### Exercise requirements
Without altering anything, output the material below.

** Begin Supplied records **

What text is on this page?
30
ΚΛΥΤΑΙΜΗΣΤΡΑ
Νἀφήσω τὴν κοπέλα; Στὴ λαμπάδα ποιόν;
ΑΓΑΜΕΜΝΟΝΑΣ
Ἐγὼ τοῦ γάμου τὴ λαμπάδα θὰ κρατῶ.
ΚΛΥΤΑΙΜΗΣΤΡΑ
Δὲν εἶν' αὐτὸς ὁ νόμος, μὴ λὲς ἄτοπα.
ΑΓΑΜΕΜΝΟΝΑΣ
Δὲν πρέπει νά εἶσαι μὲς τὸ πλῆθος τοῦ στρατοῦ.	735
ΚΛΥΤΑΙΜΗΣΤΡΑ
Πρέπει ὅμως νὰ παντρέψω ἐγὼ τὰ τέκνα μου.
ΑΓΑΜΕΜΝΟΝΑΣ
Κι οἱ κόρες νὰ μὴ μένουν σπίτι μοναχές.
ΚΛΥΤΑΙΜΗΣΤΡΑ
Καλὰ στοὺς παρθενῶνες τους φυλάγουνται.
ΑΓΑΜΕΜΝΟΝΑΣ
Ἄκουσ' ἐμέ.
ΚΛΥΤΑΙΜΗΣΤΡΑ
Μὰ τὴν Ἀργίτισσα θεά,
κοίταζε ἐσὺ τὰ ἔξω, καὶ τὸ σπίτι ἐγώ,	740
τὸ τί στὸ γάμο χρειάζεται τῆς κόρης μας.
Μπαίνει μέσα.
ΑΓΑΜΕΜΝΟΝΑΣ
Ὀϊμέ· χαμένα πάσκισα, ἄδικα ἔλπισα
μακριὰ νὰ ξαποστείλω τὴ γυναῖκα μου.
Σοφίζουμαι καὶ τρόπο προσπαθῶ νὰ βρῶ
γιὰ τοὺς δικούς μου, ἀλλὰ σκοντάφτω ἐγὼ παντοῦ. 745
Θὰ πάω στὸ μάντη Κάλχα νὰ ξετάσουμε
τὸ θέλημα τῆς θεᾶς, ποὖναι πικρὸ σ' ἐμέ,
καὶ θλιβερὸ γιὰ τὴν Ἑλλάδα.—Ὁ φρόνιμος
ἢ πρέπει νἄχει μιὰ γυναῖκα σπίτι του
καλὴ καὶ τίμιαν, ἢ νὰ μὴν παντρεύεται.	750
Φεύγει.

** End Supplied records **

### Solution
What text is on this page?
30
ΚΛΥΤΑΙΜΗΣΤΡΑ
Νἀφήσω τὴν κοπέλα; Στὴ λαμπάδα ποιόν;
ΑΓΑΜΕΜΝΟΝΑΣ
Ἐγὼ τοῦ γάμου τὴ λαμπάδα θὰ κρατῶ.
ΚΛΥΤΑΙΜΗΣΤΡΑ
Δὲν εἶν' αὐτὸς ὁ νόμος, μὴ λὲς ἄτοπα.
ΑΓΑΜΕΜΝΟΝΑΣ
Δὲν πρέπει νά εἶσαι μὲς τὸ πλῆθος τοῦ στρατοῦ.	735
ΚΛΥΤΑΙΜΗΣΤΡΑ
Πρέπει ὅμως νὰ παντρέψω ἐγὼ τὰ τέκνα μου.
ΑΓΑΜΕΜΝΟΝΑΣ
Κι οἱ κόρες νὰ μὴ μένουν σπίτι μοναχές.
ΚΛΥΤΑΙΜΗΣΤΡΑ
Καλὰ στοὺς παρθενῶνες τους φυλάγουνται.
ΑΓΑΜΕΜΝΟΝΑΣ
Ἄκουσ' ἐμέ.
ΚΛΥΤΑΙΜΗΣΤΡΑ
Μὰ τὴν Ἀργίτισσα θεά,
κοίταζε ἐσὺ τὰ ἔξω, καὶ τὸ σπίτι ἐγώ,	740
τὸ τί στὸ γάμο χρειάζεται τῆς κόρης μας.
Μπαίνει μέσα.
ΑΓΑΜΕΜΝΟΝΑΣ
Ὀϊμέ· χαμένα πάσκισα, ἄδικα ἔλπισα
μακριὰ νὰ ξαποστείλω τὴ γυναῖκα μου.
Σοφίζουμαι καὶ τρόπο προσπαθῶ νὰ βρῶ
γιὰ τοὺς δικούς μου, ἀλλὰ σκοντάφτω ἐγὼ παντοῦ. 745
Θὰ πάω στὸ μάντη Κάλχα νὰ ξετάσουμε
τὸ θέλημα τῆς θεᾶς, ποὖναι πικρὸ σ' ἐμέ,
καὶ θλιβερὸ γιὰ τὴν Ἑλλάδα.—Ὁ φρόνιμος
ἢ πρέπει νἄχει μιὰ γυναῖκα σπίτι του
καλὴ καὶ τίμιαν, ἢ νὰ μὴν παντρεύεται.	750
Φεύγει.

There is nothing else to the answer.